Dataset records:
=====

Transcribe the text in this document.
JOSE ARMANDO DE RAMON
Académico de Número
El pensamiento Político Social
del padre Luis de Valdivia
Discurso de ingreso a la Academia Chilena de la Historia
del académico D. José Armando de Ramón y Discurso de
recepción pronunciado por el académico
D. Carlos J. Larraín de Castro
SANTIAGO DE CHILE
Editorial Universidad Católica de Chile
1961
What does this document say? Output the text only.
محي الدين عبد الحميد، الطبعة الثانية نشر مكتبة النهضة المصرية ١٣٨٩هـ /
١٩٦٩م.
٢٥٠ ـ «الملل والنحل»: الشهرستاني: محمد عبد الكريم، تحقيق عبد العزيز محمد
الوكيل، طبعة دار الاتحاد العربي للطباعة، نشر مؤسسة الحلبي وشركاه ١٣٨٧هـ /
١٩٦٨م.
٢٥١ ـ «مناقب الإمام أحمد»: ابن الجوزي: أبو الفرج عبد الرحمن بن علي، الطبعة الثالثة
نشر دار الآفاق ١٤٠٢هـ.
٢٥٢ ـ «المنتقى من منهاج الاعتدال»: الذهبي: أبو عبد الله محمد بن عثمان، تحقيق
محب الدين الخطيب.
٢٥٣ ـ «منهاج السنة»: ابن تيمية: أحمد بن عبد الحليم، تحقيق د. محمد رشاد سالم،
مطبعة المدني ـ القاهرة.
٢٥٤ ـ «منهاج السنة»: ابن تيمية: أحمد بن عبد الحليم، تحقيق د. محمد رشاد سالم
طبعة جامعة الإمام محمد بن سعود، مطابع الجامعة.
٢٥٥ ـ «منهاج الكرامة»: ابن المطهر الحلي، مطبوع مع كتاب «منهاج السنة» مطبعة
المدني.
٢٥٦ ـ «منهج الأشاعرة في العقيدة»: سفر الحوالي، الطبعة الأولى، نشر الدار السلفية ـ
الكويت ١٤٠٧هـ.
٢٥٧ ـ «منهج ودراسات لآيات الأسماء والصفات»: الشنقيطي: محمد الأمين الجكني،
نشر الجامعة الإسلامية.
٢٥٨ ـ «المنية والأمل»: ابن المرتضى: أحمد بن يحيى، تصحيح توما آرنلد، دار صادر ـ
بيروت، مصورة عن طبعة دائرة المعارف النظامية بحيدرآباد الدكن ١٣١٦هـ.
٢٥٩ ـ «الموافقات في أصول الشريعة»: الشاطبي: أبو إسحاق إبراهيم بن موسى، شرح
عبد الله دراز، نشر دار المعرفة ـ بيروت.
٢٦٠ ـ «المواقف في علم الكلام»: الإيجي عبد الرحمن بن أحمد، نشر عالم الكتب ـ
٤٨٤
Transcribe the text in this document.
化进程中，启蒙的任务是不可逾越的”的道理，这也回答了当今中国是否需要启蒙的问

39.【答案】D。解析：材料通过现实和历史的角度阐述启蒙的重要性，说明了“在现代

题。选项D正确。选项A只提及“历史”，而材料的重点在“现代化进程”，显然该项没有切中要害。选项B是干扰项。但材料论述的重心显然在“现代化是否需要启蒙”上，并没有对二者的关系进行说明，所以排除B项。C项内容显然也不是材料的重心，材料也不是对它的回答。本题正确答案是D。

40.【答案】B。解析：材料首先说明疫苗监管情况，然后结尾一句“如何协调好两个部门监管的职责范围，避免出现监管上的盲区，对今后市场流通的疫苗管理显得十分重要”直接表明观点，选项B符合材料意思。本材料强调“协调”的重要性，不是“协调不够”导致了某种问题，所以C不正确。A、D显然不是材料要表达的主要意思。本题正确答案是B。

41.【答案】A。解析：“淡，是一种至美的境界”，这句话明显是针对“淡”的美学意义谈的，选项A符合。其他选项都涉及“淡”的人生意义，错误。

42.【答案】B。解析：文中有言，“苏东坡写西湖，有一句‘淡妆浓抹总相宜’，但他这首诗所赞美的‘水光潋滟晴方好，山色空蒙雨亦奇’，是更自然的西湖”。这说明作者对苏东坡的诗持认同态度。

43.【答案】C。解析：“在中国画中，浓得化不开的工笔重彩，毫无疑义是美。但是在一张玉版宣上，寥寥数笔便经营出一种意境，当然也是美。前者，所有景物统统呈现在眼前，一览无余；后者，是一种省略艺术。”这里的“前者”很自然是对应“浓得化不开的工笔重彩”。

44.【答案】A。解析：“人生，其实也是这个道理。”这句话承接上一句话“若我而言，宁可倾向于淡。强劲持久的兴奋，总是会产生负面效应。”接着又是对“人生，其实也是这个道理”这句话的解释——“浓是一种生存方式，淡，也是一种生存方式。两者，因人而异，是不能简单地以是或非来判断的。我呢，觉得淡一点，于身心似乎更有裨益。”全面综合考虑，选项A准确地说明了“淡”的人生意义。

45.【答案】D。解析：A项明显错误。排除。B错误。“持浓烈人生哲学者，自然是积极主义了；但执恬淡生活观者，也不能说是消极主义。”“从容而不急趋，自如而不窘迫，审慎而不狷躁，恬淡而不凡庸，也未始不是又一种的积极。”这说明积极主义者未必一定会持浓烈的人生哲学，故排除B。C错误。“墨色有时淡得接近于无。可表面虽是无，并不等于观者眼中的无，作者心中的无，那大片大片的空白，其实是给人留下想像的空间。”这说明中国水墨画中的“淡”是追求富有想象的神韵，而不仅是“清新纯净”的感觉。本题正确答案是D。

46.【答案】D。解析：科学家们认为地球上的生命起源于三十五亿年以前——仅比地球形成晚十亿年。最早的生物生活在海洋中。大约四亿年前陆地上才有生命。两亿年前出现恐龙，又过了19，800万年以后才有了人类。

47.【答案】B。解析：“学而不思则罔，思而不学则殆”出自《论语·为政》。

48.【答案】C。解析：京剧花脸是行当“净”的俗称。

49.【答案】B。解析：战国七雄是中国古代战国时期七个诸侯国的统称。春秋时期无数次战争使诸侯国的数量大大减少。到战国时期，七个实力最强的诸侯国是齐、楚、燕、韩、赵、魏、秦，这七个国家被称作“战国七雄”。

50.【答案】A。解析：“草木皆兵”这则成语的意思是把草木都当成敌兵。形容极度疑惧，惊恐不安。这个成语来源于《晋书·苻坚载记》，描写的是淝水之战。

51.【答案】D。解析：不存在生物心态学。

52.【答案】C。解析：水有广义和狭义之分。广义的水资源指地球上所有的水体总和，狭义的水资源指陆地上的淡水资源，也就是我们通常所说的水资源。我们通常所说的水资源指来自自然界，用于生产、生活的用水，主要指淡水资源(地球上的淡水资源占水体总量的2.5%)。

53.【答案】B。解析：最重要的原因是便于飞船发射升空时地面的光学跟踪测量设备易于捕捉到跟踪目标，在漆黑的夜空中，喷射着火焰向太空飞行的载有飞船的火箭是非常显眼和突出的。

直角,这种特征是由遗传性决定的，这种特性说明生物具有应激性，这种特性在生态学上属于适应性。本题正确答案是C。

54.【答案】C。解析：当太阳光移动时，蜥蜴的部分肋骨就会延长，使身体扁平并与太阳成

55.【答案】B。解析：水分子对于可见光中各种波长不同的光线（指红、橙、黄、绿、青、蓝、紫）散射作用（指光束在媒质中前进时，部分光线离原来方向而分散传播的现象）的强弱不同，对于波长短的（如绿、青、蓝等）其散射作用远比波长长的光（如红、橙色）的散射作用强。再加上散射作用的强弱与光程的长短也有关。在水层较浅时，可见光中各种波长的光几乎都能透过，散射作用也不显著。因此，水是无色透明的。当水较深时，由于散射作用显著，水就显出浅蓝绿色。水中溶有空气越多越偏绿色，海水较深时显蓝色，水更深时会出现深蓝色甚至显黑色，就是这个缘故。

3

=====

Set problem =>
Set every line of the listing down word for word.

Finished answer =>
Transcribe the text in this document.
JOSE ARMANDO DE RAMON
Académico de Número
El pensamiento Político Social
del padre Luis de Valdivia
Discurso de ingreso a la Academia Chilena de la Historia
del académico D. José Armando de Ramón y Discurso de
recepción pronunciado por el académico
D. Carlos J. Larraín de Castro
SANTIAGO DE CHILE
Editorial Universidad Católica de Chile
1961
What does this document say? Output the text only.
محي الدين عبد الحميد، الطبعة الثانية نشر مكتبة النهضة المصرية ١٣٨٩هـ /
١٩٦٩م.
٢٥٠ ـ «الملل والنحل»: الشهرستاني: محمد عبد الكريم، تحقيق عبد العزيز محمد
الوكيل، طبعة دار الاتحاد العربي للطباعة، نشر مؤسسة الحلبي وشركاه ١٣٨٧هـ /
١٩٦٨م.
٢٥١ ـ «مناقب الإمام أحمد»: ابن الجوزي: أبو الفرج عبد الرحمن بن علي، الطبعة الثالثة
نشر دار الآفاق ١٤٠٢هـ.
٢٥٢ ـ «المنتقى من منهاج الاعتدال»: الذهبي: أبو عبد الله محمد بن عثمان، تحقيق
محب الدين الخطيب.
٢٥٣ ـ «منهاج السنة»: ابن تيمية: أحمد بن عبد الحليم، تحقيق د. محمد رشاد سالم،
مطبعة المدني ـ القاهرة.
٢٥٤ ـ «منهاج السنة»: ابن تيمية: أحمد بن عبد الحليم، تحقيق د. محمد رشاد سالم
طبعة جامعة الإمام محمد بن سعود، مطابع الجامعة.
٢٥٥ ـ «منهاج الكرامة»: ابن المطهر الحلي، مطبوع مع كتاب «منهاج السنة» مطبعة
المدني.
٢٥٦ ـ «منهج الأشاعرة في العقيدة»: سفر الحوالي، الطبعة الأولى، نشر الدار السلفية ـ
الكويت ١٤٠٧هـ.
٢٥٧ ـ «منهج ودراسات لآيات الأسماء والصفات»: الشنقيطي: محمد الأمين الجكني،
نشر الجامعة الإسلامية.
٢٥٨ ـ «المنية والأمل»: ابن المرتضى: أحمد بن يحيى، تصحيح توما آرنلد، دار صادر ـ
بيروت، مصورة عن طبعة دائرة المعارف النظامية بحيدرآباد الدكن ١٣١٦هـ.
٢٥٩ ـ «الموافقات في أصول الشريعة»: الشاطبي: أبو إسحاق إبراهيم بن موسى، شرح
عبد الله دراز، نشر دار المعرفة ـ بيروت.
٢٦٠ ـ «المواقف في علم الكلام»: الإيجي عبد الرحمن بن أحمد، نشر عالم الكتب ـ
٤٨٤
Transcribe the text in this document.
化进程中，启蒙的任务是不可逾越的”的道理，这也回答了当今中国是否需要启蒙的问

39.【答案】D。解析：材料通过现实和历史的角度阐述启蒙的重要性，说明了“在现代

题。选项D正确。选项A只提及“历史”，而材料的重点在“现代化进程”，显然该项没有切中要害。选项B是干扰项。但材料论述的重心显然在“现代化是否需要启蒙”上，并没有对二者的关系进行说明，所以排除B项。C项内容显然也不是材料的重心，材料也不是对它的回答。本题正确答案是D。

40.【答案】B。解析：材料首先说明疫苗监管情况，然后结尾一句“如何协调好两个部门监管的职责范围，避免出现监管上的盲区，对今后市场流通的疫苗管理显得十分重要”直接表明观点，选项B符合材料意思。本材料强调“协调”的重要性，不是“协调不够”导致了某种问题，所以C不正确。A、D显然不是材料要表达的主要意思。本题正确答案是B。

41.【答案】A。解析：“淡，是一种至美的境界”，这句话明显是针对“淡”的美学意义谈的，选项A符合。其他选项都涉及“淡”的人生意义，错误。

42.【答案】B。解析：文中有言，“苏东坡写西湖，有一句‘淡妆浓抹总相宜’，但他这首诗所赞美的‘水光潋滟晴方好，山色空蒙雨亦奇’，是更自然的西湖”。这说明作者对苏东坡的诗持认同态度。

43.【答案】C。解析：“在中国画中，浓得化不开的工笔重彩，毫无疑义是美。但是在一张玉版宣上，寥寥数笔便经营出一种意境，当然也是美。前者，所有景物统统呈现在眼前，一览无余；后者，是一种省略艺术。”这里的“前者”很自然是对应“浓得化不开的工笔重彩”。

44.【答案】A。解析：“人生，其实也是这个道理。”这句话承接上一句话“若我而言，宁可倾向于淡。强劲持久的兴奋，总是会产生负面效应。”接着又是对“人生，其实也是这个道理”这句话的解释——“浓是一种生存方式，淡，也是一种生存方式。两者，因人而异，是不能简单地以是或非来判断的。我呢，觉得淡一点，于身心似乎更有裨益。”全面综合考虑，选项A准确地说明了“淡”的人生意义。

45.【答案】D。解析：A项明显错误。排除。B错误。“持浓烈人生哲学者，自然是积极主义了；但执恬淡生活观者，也不能说是消极主义。”“从容而不急趋，自如而不窘迫，审慎而不狷躁，恬淡而不凡庸，也未始不是又一种的积极。”这说明积极主义者未必一定会持浓烈的人生哲学，故排除B。C错误。“墨色有时淡得接近于无。可表面虽是无，并不等于观者眼中的无，作者心中的无，那大片大片的空白，其实是给人留下想像的空间。”这说明中国水墨画中的“淡”是追求富有想象的神韵，而不仅是“清新纯净”的感觉。本题正确答案是D。

46.【答案】D。解析：科学家们认为地球上的生命起源于三十五亿年以前——仅比地球形成晚十亿年。最早的生物生活在海洋中。大约四亿年前陆地上才有生命。两亿年前出现恐龙，又过了19，800万年以后才有了人类。

47.【答案】B。解析：“学而不思则罔，思而不学则殆”出自《论语·为政》。

48.【答案】C。解析：京剧花脸是行当“净”的俗称。

49.【答案】B。解析：战国七雄是中国古代战国时期七个诸侯国的统称。春秋时期无数次战争使诸侯国的数量大大减少。到战国时期，七个实力最强的诸侯国是齐、楚、燕、韩、赵、魏、秦，这七个国家被称作“战国七雄”。

50.【答案】A。解析：“草木皆兵”这则成语的意思是把草木都当成敌兵。形容极度疑惧，惊恐不安。这个成语来源于《晋书·苻坚载记》，描写的是淝水之战。

51.【答案】D。解析：不存在生物心态学。

52.【答案】C。解析：水有广义和狭义之分。广义的水资源指地球上所有的水体总和，狭义的水资源指陆地上的淡水资源，也就是我们通常所说的水资源。我们通常所说的水资源指来自自然界，用于生产、生活的用水，主要指淡水资源(地球上的淡水资源占水体总量的2.5%)。

53.【答案】B。解析：最重要的原因是便于飞船发射升空时地面的光学跟踪测量设备易于捕捉到跟踪目标，在漆黑的夜空中，喷射着火焰向太空飞行的载有飞船的火箭是非常显眼和突出的。

直角,这种特征是由遗传性决定的，这种特性说明生物具有应激性，这种特性在生态学上属于适应性。本题正确答案是C。

54.【答案】C。解析：当太阳光移动时，蜥蜴的部分肋骨就会延长，使身体扁平并与太阳成

55.【答案】B。解析：水分子对于可见光中各种波长不同的光线（指红、橙、黄、绿、青、蓝、紫）散射作用（指光束在媒质中前进时，部分光线离原来方向而分散传播的现象）的强弱不同，对于波长短的（如绿、青、蓝等）其散射作用远比波长长的光（如红、橙色）的散射作用强。再加上散射作用的强弱与光程的长短也有关。在水层较浅时，可见光中各种波长的光几乎都能透过，散射作用也不显著。因此，水是无色透明的。当水较深时，由于散射作用显著，水就显出浅蓝绿色。水中溶有空气越多越偏绿色，海水较深时显蓝色，水更深时会出现深蓝色甚至显黑色，就是这个缘故。

3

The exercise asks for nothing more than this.